- Exercise instructions:
Return the lines where the word "this" occurs.
* begin Dataset *
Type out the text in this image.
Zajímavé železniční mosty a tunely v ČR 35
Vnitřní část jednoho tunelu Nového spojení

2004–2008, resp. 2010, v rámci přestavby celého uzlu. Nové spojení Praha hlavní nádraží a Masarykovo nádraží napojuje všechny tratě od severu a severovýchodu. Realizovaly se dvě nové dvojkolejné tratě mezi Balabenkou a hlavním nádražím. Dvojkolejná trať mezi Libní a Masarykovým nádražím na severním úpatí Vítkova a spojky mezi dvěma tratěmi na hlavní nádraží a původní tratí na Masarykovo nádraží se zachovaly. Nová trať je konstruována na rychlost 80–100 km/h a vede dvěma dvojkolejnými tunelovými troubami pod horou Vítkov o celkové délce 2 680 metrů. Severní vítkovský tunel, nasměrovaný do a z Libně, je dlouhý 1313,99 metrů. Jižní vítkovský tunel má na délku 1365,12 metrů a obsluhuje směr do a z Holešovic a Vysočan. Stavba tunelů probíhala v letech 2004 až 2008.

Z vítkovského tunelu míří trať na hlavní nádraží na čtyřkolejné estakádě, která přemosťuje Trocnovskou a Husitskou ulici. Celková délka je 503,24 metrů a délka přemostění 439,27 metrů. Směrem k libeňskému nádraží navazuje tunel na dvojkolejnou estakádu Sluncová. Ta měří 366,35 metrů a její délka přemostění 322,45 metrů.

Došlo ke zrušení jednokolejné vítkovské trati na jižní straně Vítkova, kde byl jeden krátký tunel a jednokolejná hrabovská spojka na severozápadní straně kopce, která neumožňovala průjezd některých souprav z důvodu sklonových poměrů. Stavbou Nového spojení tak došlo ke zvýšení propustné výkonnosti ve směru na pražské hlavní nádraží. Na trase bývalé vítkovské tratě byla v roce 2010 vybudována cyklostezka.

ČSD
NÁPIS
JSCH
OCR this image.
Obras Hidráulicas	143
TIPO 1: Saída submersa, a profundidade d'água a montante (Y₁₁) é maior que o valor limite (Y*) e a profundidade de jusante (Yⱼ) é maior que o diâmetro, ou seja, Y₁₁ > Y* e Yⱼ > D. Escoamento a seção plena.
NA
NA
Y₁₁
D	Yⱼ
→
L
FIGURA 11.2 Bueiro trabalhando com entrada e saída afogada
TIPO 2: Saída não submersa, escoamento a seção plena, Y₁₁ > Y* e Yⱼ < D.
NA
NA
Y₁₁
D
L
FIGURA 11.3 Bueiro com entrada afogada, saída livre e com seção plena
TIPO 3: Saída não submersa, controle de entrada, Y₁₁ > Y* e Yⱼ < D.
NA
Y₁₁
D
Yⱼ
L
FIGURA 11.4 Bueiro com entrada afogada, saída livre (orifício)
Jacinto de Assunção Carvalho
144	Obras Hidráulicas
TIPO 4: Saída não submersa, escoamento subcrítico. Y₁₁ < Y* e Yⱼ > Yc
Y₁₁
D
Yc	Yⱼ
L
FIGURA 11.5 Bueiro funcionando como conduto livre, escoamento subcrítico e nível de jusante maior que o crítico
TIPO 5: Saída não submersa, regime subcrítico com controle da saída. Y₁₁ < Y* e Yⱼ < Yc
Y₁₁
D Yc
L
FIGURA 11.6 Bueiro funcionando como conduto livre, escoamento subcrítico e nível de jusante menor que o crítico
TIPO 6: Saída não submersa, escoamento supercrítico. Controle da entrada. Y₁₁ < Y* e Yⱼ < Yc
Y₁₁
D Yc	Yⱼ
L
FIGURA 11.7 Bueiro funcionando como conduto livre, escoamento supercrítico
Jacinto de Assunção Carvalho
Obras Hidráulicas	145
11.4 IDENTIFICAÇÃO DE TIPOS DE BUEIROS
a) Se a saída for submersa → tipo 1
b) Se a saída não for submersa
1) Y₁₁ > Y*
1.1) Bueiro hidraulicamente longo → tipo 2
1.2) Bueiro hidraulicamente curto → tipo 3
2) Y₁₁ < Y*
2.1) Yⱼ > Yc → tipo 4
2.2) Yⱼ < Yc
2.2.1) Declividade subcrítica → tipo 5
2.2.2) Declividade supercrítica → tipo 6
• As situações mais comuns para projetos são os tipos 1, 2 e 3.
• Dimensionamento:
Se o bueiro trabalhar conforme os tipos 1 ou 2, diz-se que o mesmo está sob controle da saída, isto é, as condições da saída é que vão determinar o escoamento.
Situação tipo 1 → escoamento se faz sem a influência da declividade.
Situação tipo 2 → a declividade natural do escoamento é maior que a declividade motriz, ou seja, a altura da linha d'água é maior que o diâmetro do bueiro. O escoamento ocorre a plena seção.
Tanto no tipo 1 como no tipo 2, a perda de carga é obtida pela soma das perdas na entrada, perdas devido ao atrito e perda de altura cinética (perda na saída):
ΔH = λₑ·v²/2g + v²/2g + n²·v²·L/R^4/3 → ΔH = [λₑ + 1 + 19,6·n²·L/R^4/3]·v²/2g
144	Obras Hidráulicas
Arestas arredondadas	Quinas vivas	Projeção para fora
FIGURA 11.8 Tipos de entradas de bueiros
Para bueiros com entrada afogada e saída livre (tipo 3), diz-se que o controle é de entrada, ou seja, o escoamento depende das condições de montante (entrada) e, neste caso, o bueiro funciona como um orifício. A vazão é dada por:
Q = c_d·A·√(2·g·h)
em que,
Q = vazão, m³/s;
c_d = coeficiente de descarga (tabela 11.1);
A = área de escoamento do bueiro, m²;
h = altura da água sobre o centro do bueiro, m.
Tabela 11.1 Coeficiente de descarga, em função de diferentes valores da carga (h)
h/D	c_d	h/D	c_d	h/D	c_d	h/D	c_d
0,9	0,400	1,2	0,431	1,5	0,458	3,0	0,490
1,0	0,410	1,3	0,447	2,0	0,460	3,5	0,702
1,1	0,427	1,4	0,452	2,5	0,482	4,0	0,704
* end Dataset *
- Answer to the problem:
Type out the text in this image.
OCR this image.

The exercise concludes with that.